■ **TASK STATEMENT**
Pick out each line in these entries that contains the string "ylabel".

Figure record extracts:
_ _ _ _
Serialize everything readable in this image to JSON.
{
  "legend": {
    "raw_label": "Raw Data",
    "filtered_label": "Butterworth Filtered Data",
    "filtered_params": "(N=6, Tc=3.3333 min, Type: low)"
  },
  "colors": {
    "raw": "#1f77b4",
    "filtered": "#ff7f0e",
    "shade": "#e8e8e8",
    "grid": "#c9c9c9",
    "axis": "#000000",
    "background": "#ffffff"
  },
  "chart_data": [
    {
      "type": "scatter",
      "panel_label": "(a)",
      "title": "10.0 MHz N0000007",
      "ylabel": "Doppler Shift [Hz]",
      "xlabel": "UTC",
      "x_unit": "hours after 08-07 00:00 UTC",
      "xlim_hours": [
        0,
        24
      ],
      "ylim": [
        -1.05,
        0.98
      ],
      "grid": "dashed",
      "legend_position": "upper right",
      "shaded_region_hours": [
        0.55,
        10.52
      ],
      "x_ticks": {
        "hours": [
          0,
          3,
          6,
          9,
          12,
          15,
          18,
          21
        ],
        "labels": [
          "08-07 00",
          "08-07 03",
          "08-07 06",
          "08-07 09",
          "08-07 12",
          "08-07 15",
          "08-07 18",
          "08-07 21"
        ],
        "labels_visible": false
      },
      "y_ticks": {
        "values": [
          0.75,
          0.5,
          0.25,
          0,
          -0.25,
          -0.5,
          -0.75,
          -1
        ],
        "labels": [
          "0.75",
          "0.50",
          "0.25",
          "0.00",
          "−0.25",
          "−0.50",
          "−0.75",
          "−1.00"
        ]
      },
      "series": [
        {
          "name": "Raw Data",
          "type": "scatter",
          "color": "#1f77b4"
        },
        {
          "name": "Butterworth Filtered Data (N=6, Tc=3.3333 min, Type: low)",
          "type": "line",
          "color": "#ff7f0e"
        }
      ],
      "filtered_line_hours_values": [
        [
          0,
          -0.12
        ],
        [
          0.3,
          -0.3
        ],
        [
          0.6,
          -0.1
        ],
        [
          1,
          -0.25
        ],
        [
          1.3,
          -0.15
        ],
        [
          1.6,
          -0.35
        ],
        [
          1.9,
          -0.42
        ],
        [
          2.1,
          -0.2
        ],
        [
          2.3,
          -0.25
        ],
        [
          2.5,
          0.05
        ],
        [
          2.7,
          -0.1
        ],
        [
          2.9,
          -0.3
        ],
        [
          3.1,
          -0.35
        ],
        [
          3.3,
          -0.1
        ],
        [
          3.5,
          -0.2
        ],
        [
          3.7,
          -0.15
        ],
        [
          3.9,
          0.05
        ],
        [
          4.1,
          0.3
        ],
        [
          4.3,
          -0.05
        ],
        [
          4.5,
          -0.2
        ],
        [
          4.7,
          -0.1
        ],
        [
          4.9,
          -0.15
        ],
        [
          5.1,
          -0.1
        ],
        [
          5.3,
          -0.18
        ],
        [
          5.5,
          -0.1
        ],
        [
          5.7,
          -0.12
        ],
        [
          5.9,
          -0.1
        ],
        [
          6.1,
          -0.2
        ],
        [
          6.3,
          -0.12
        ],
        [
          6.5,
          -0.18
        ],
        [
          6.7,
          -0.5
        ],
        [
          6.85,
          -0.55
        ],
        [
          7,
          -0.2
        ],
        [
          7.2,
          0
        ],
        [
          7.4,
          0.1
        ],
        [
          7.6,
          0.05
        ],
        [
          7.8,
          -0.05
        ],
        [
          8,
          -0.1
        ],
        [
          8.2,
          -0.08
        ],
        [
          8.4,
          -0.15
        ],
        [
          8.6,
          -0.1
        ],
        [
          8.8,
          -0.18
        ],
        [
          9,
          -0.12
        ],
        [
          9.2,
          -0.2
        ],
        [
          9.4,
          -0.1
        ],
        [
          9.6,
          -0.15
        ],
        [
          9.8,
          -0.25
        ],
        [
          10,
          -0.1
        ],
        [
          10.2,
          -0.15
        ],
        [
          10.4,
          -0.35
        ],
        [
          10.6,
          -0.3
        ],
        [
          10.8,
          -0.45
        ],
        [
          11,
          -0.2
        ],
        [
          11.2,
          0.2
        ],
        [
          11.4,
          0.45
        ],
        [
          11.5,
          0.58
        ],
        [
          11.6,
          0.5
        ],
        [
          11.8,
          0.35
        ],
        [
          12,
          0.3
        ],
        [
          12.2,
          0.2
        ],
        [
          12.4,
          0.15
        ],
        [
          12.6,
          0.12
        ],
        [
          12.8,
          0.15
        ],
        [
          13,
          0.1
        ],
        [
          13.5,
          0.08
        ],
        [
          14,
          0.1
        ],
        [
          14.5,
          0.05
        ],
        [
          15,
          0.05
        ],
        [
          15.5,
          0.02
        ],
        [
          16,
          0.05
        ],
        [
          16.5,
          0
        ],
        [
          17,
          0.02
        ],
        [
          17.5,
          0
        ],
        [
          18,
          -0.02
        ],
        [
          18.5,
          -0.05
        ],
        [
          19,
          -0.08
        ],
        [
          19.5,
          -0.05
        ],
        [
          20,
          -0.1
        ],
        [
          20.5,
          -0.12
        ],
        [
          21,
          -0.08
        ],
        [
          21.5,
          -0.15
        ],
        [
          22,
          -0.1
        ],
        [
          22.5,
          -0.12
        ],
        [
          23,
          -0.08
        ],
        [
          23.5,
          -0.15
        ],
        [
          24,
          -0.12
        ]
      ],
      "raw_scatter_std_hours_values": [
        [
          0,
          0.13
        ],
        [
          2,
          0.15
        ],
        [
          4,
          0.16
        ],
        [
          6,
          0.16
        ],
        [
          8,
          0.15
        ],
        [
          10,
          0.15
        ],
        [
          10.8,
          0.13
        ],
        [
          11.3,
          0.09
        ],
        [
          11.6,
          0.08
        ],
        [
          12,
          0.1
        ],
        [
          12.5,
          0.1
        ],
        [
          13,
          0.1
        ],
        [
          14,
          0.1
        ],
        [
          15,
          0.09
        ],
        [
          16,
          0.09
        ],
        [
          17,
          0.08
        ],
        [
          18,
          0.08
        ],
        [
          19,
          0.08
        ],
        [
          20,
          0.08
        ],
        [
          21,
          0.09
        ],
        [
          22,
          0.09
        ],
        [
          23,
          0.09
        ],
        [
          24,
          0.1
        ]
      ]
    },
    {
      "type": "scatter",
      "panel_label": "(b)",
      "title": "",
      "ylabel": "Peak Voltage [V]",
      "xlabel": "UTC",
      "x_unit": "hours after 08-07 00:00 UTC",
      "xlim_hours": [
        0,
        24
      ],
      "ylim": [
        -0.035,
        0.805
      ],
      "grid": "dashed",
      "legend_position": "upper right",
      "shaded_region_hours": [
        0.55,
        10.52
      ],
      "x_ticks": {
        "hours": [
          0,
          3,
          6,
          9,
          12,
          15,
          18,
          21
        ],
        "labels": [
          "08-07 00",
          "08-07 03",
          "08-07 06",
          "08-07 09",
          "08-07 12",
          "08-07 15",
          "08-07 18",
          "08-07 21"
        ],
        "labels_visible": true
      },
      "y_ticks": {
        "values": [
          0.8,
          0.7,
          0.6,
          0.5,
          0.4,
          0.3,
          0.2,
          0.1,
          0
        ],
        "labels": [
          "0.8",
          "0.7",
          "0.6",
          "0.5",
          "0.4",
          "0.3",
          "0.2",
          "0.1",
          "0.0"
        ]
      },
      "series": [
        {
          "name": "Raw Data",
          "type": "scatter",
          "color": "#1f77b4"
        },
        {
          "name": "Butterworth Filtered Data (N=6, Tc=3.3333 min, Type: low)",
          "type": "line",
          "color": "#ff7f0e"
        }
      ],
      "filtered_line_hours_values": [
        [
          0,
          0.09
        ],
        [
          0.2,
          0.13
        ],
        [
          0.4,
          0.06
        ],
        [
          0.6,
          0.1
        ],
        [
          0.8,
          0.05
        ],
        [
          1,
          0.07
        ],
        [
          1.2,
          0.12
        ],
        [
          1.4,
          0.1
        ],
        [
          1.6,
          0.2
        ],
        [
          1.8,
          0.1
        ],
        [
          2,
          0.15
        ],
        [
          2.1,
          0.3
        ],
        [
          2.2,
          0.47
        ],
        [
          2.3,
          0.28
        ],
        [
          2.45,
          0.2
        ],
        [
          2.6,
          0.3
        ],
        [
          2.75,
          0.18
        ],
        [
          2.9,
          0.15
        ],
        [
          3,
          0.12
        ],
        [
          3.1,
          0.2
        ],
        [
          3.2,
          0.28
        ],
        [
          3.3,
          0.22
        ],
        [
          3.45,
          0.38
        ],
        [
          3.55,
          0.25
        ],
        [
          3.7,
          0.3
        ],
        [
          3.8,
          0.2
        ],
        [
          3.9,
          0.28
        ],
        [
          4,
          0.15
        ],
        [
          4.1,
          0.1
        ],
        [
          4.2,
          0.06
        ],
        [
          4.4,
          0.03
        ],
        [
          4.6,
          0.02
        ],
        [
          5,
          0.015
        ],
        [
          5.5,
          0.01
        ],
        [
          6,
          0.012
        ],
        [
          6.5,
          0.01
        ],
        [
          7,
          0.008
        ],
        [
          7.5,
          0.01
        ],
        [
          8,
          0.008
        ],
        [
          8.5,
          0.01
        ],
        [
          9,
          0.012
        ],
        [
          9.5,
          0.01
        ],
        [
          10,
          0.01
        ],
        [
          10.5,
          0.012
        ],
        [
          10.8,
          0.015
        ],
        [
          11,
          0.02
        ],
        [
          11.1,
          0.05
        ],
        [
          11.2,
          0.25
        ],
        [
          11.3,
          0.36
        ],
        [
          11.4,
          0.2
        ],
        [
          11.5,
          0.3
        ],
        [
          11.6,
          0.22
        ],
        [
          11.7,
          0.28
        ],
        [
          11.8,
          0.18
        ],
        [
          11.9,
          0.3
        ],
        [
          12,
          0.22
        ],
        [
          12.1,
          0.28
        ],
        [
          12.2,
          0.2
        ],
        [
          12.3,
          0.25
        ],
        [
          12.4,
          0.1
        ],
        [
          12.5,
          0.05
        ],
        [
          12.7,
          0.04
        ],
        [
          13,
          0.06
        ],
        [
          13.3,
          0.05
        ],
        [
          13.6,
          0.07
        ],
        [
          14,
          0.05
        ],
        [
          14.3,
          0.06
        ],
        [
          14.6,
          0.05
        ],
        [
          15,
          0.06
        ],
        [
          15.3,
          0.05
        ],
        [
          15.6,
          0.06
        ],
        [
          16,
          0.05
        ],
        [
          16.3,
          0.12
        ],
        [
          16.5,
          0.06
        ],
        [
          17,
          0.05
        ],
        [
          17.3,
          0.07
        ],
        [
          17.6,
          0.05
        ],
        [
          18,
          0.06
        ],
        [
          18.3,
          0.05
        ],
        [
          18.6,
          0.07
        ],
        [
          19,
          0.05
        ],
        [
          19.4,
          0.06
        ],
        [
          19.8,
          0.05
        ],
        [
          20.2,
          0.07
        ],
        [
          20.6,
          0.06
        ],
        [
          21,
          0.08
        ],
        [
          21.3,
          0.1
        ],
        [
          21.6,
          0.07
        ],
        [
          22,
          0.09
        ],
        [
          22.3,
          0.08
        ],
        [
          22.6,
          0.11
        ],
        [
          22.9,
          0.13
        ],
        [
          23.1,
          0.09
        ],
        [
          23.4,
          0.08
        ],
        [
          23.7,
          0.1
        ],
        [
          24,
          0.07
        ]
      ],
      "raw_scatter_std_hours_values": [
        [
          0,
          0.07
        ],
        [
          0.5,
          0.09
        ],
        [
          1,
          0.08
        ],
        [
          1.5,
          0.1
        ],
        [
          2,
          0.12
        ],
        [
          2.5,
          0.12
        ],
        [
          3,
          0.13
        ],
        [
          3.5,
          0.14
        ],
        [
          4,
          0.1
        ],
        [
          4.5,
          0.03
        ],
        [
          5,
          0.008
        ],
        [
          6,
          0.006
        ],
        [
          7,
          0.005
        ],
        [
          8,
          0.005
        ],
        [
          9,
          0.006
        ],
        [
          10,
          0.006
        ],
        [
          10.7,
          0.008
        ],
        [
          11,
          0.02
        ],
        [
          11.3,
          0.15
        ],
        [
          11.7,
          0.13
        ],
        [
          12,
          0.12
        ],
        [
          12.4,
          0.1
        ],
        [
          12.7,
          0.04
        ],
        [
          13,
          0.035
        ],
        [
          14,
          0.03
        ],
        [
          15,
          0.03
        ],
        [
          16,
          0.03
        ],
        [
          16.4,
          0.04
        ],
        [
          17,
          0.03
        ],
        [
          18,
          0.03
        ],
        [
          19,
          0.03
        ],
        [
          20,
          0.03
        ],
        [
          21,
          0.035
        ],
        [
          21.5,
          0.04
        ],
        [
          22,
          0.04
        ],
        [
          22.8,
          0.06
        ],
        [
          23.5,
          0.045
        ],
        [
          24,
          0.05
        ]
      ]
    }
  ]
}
_ _ _ _
■ **EXERCISE ANSWER**
      "ylabel": "Doppler Shift [Hz]",
      "ylabel": "Peak Voltage [V]",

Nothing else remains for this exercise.